**Instructions for the task**
Would you transcribe all of the data exactly, down to the last character?

**Records for the task**
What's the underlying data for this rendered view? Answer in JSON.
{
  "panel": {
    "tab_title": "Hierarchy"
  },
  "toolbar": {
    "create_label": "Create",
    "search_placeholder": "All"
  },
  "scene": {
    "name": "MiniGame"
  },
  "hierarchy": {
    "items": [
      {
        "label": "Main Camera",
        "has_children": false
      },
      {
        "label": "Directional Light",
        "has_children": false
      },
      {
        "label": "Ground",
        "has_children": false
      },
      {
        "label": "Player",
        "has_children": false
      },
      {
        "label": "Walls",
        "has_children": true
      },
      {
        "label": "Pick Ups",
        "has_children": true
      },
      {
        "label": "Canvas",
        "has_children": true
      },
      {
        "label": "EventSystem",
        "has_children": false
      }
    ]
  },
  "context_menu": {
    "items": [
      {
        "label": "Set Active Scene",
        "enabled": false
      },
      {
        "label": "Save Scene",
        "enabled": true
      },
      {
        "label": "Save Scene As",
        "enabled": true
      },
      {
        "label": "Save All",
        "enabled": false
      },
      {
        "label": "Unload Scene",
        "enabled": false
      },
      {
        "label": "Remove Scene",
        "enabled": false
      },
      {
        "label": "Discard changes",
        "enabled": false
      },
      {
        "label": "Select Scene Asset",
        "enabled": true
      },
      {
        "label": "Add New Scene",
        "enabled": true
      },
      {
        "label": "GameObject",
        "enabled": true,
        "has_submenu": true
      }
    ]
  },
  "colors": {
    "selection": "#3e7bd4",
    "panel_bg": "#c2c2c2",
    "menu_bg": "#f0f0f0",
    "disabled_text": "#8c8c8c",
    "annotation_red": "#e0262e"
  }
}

**Answer to this task**
What's the underlying data for this rendered view? Answer in JSON.
{
  "panel": {
    "tab_title": "Hierarchy"
  },
  "toolbar": {
    "create_label": "Create",
    "search_placeholder": "All"
  },
  "scene": {
    "name": "MiniGame"
  },
  "hierarchy": {
    "items": [
      {
        "label": "Main Camera",
        "has_children": false
      },
      {
        "label": "Directional Light",
        "has_children": false
      },
      {
        "label": "Ground",
        "has_children": false
      },
      {
        "label": "Player",
        "has_children": false
      },
      {
        "label": "Walls",
        "has_children": true
      },
      {
        "label": "Pick Ups",
        "has_children": true
      },
      {
        "label": "Canvas",
        "has_children": true
      },
      {
        "label": "EventSystem",
        "has_children": false
      }
    ]
  },
  "context_menu": {
    "items": [
      {
        "label": "Set Active Scene",
        "enabled": false
      },
      {
        "label": "Save Scene",
        "enabled": true
      },
      {
        "label": "Save Scene As",
        "enabled": true
      },
      {
        "label": "Save All",
        "enabled": false
      },
      {
        "label": "Unload Scene",
        "enabled": false
      },
      {
        "label": "Remove Scene",
        "enabled": false
      },
      {
        "label": "Discard changes",
        "enabled": false
      },
      {
        "label": "Select Scene Asset",
        "enabled": true
      },
      {
        "label": "Add New Scene",
        "enabled": true
      },
      {
        "label": "GameObject",
        "enabled": true,
        "has_submenu": true
      }
    ]
  },
  "colors": {
    "selection": "#3e7bd4",
    "panel_bg": "#c2c2c2",
    "menu_bg": "#f0f0f0",
    "disabled_text": "#8c8c8c",
    "annotation_red": "#e0262e"
  }
}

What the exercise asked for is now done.